The algorithms of Roussopoulos (1973) and Lehot (1974) are based on characterizations of line graphs involving odd triangles (triangles in the line graph with the property that there exists another vertex adjacent to an odd number of triangle vertices). However, the algorithm of Degiorgi & Simon (1995) uses only Whitney's isomorphism theorem. It is complicated by the need to recognize deletions that cause the remaining graph to become a line graph, but when specialized to the static recognition problem only insertions need to be performed, and the algorithm performs the following steps:
- Construct the input graph L by adding vertices one at a time, at each step choosing a vertex to add that is adjacent to at least one previously-added vertex. While adding vertices to L, maintain a graph G for which L = L(G); if the algorithm ever fails to find an appropriate graph G, then the input is not a line graph and the algorithm terminates.
- When adding a vertex v to a graph L(G) for which G has four or fewer vertices, it might be the case that the line graph representation is not unique. But in this case, the augmented graph is small enough that a representation of it as a line graph can be found by a brute force search in constant time.
- When adding a vertex v to a larger graph L that equals the line graph of another graph G, let S be the subgraph of G formed by the edges that correspond to the neighbors of v in L. Check that S has a vertex cover consisting of one vertex or two non-adjacent vertices. If there are two vertices in the cover, augment G by adding an edge (corresponding to v) that connects these two vertices. If there is only one vertex in the cover, then add a new vertex to G, adjacent to this vertex.
Each step either takes constant time, or involves finding a vertex cover of constant size within a graph S whose size is proportional to the number of neighbors of v. Thus, the total time for the whole algorithm is proportional to the sum of the numbers of neighbors of all vertices, which (by the handshaking lemma) is proportional to the number of input edges.

==Iterating the line graph operator==
van Rooij & Wilf (1965) consider the sequence of graphs
$G, L(G), L(L(G)), L(L(L(G))), \dots.$
They show that, when G is a finite connected graph, only four behaviors are possible for this sequence:
- If G is a cycle graph then L(G) and each subsequent graph in this sequence are isomorphic to G itself. These are the only connected graphs for which L(G) is isomorphic to G.
- If G is a claw K_{1,3}, then L(G) and all subsequent graphs in the sequence are triangles.
- If G is a path graph then each subsequent graph in the sequence is a shorter path until eventually the sequence terminates with an empty graph.
- In all remaining cases, the sizes of the graphs in this sequence eventually increase without bound.
If G is not connected, this classification applies separately to each component of G.

For connected graphs that are not paths, all sufficiently high numbers of iteration of the line graph operation produce graphs that are Hamiltonian.

Collected material -
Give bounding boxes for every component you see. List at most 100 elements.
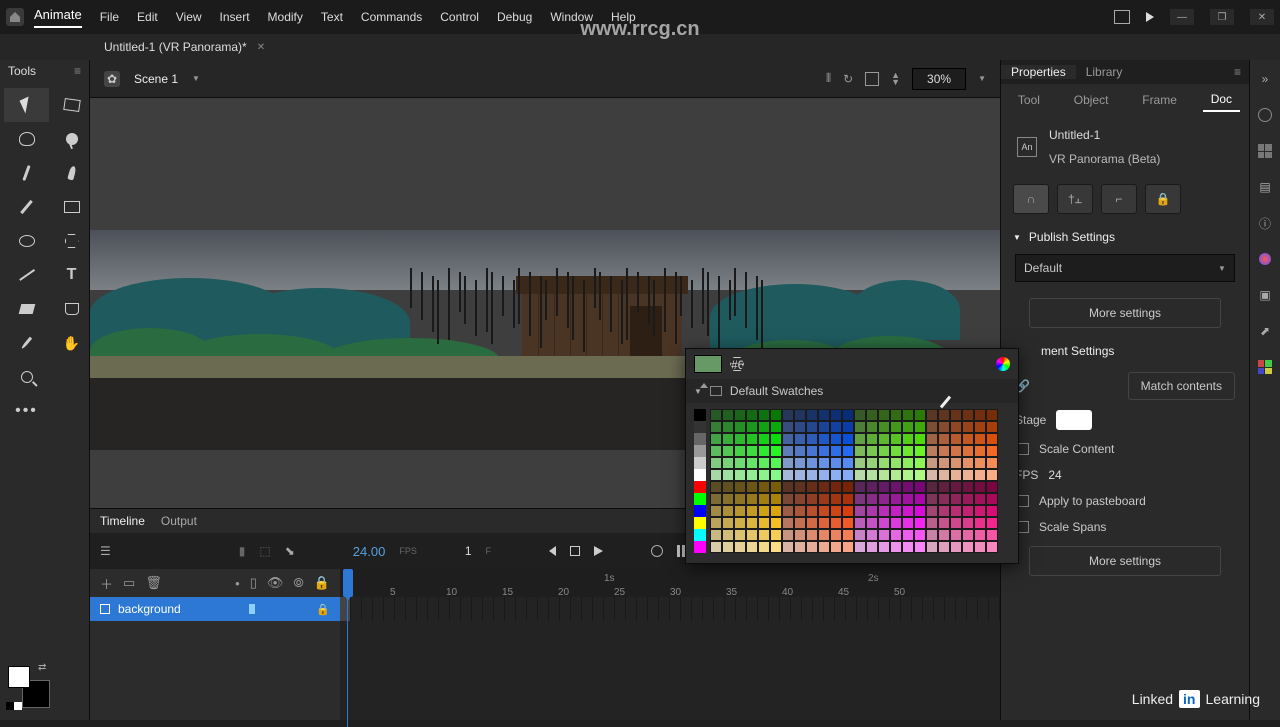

Job - Continue the passage on line graphs and iterated line graph operations, starting after its final sentence. The material was gathered from a separate source and has no connection to the line graph passage.

Response below -
== Generalizations ==

=== Medial graphs and convex polyhedra ===

When a planar graph G has maximum vertex degree three, its line graph is planar, and every planar embedding of G can be extended to an embedding of L(G). However, there exist planar graphs with higher degree whose line graphs are nonplanar. These include, for example, the 5-star K_{1,5}, the gem graph formed by adding two non-crossing diagonals within a regular pentagon, and all convex polyhedra with a vertex of degree four or more.

An alternative construction, the medial graph, coincides with the line graph for planar graphs with maximum degree three, but is always planar. It has the same vertices as the line graph, but potentially fewer edges: two vertices of the medial graph are adjacent if and only if the corresponding two edges are consecutive on some face of the planar embedding. The medial graph of the dual graph of a plane graph is the same as the medial graph of the original plane graph.

For regular polyhedra or simple polyhedra, the medial graph operation can be represented geometrically by the operation of cutting off each vertex of the polyhedron by a plane through the midpoints of all its incident edges. This operation is known variously as the second truncation, degenerate truncation, or rectification.

===Total graphs===
The total graph T(G) of a graph G has as its vertices the elements (vertices or edges) of G, and has an edge between two elements whenever they are either incident or adjacent. The total graph may also be obtained by subdividing each edge of G and then taking the square of the subdivided graph.

===Multigraphs===
The concept of the line graph of G may naturally be extended to the case where G is a multigraph. In this case, the characterizations of these graphs can be simplified: the characterization in terms of clique partitions no longer needs to prevent two vertices from belonging to the same to cliques, and the characterization by forbidden graphs has seven forbidden graphs instead of nine.

However, for multigraphs, there are larger numbers of pairs of non-isomorphic graphs that have the same line graphs. For instance a complete bipartite graph K_{1,n} has the same line graph as the dipole graph and Shannon multigraph with the same number of edges. Nevertheless, analogues to Whitney's isomorphism theorem can still be derived in this case.

===Line digraphs===

Construction of the de Bruijn graphs as iterated line digraphs

It is also possible to generalize line graphs to directed graphs. If G is a directed graph, its directed line graph or line digraph has one vertex for each edge of G. Two vertices representing directed edges from u to v and from w to x in G are connected by an edge from uv to wx in the line digraph when v = w. That is, each edge in the line digraph of G represents a length-two directed path in G. The de Bruijn graphs may be formed by repeating this process of forming directed line graphs, starting from a complete directed graph.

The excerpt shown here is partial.